Task input:
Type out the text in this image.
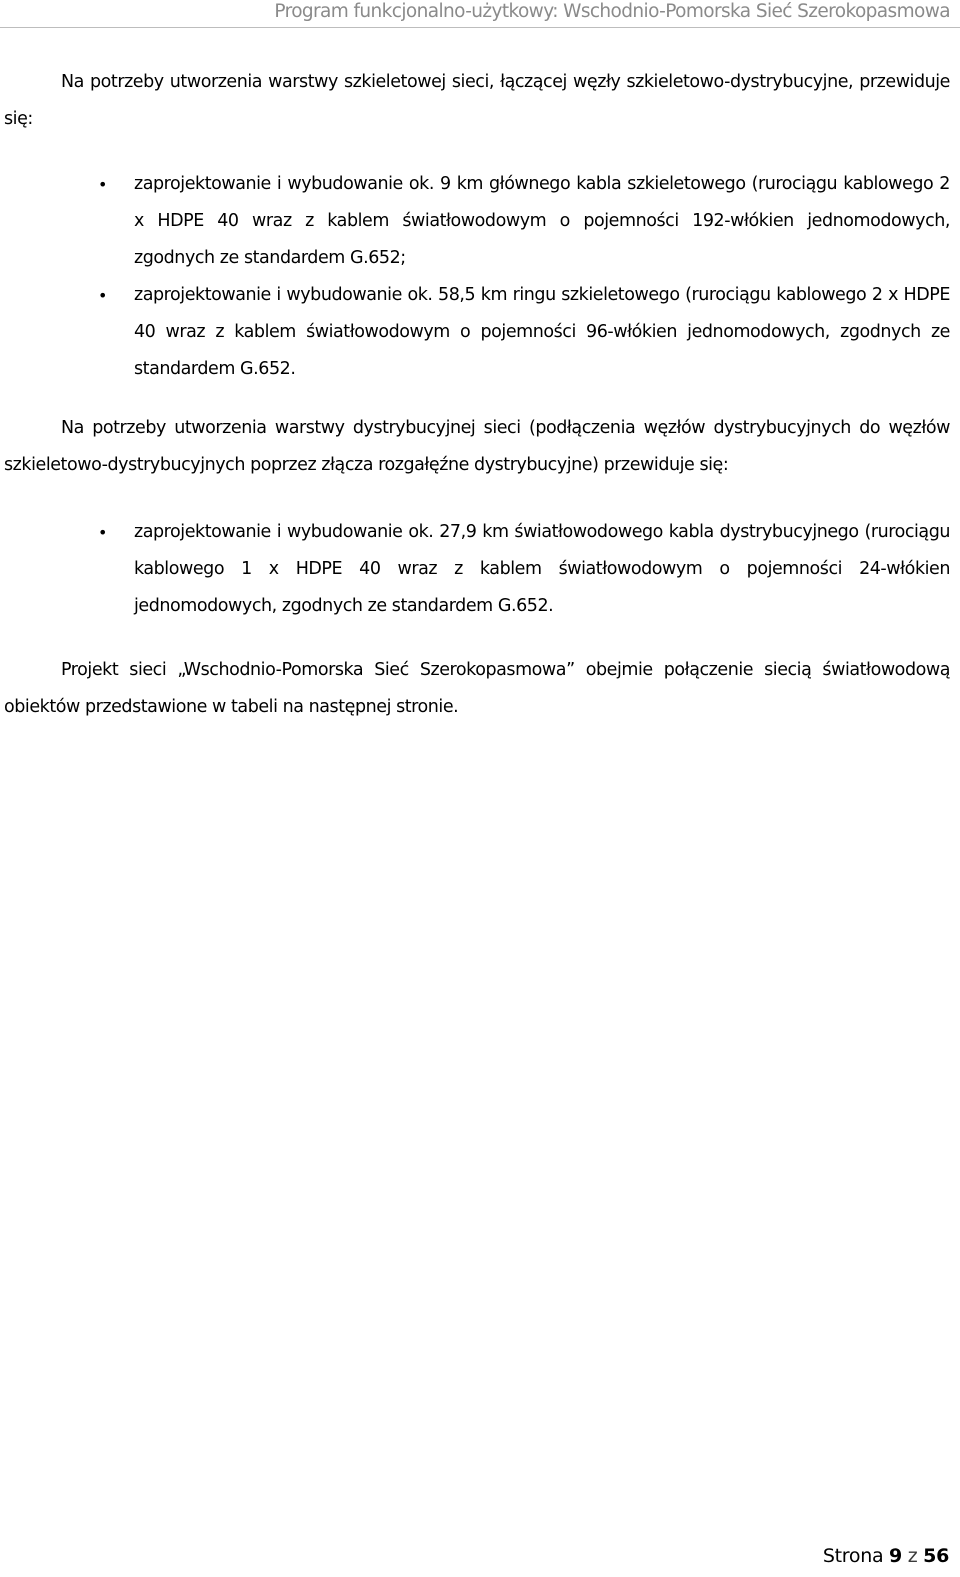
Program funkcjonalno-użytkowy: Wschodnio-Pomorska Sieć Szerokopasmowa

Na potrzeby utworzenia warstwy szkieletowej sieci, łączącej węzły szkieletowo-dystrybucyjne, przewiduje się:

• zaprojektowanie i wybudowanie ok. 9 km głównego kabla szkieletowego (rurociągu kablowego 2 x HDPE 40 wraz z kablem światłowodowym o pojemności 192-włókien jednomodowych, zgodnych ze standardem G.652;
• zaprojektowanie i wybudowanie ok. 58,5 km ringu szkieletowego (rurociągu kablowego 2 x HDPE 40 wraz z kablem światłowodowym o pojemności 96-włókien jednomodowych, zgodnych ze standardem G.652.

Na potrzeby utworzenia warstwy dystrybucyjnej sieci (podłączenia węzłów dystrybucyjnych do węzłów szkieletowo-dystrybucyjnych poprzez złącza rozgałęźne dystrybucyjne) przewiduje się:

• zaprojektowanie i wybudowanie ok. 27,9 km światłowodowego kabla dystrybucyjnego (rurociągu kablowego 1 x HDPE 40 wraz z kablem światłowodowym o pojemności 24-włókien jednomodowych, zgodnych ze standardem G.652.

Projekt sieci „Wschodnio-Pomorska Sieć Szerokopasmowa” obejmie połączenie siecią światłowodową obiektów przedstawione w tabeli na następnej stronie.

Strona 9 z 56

What is asked: Of the lines in this listing, report how many contain the string "przewiduje", and give the number only.

Exercise answer: 2